=== Extracted records ===
╭──

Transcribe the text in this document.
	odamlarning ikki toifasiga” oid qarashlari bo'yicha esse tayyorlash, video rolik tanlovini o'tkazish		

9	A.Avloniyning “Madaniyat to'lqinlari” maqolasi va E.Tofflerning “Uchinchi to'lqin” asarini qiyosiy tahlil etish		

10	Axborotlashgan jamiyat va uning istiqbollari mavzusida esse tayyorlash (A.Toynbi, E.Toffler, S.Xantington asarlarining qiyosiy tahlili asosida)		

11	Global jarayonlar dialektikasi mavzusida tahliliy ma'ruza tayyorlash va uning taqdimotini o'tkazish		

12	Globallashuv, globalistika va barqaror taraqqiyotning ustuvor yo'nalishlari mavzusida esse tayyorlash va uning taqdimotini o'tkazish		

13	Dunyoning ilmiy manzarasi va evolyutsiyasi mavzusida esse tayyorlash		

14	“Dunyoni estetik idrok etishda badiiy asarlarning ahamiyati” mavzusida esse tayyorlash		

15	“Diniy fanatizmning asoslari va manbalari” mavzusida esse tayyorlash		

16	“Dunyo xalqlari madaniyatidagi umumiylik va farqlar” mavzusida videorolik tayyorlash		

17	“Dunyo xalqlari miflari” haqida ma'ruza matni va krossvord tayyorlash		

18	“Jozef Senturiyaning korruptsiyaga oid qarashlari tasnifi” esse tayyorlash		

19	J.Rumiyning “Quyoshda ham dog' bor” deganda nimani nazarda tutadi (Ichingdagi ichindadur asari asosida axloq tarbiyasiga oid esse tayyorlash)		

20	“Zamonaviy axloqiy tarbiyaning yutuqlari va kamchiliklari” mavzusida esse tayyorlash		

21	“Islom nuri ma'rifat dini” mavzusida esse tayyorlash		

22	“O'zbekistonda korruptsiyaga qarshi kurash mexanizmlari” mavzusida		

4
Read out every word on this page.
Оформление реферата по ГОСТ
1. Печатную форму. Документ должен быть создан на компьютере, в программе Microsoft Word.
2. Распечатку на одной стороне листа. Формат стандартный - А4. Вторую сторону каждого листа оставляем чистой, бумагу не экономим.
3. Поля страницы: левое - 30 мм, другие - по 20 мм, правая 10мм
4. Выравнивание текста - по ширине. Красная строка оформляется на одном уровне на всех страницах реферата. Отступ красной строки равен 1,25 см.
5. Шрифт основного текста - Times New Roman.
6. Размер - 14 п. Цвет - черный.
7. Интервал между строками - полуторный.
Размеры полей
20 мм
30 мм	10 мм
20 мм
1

╰──

Identify the lines in the entries that hold "реферата" and return each one.

=== Solution for this problem ===
Оформление реферата по ГОСТ
4. Выравнивание текста - по ширине. Красная строка оформляется на одном уровне на всех страницах реферата. Отступ красной строки равен 1,25 см.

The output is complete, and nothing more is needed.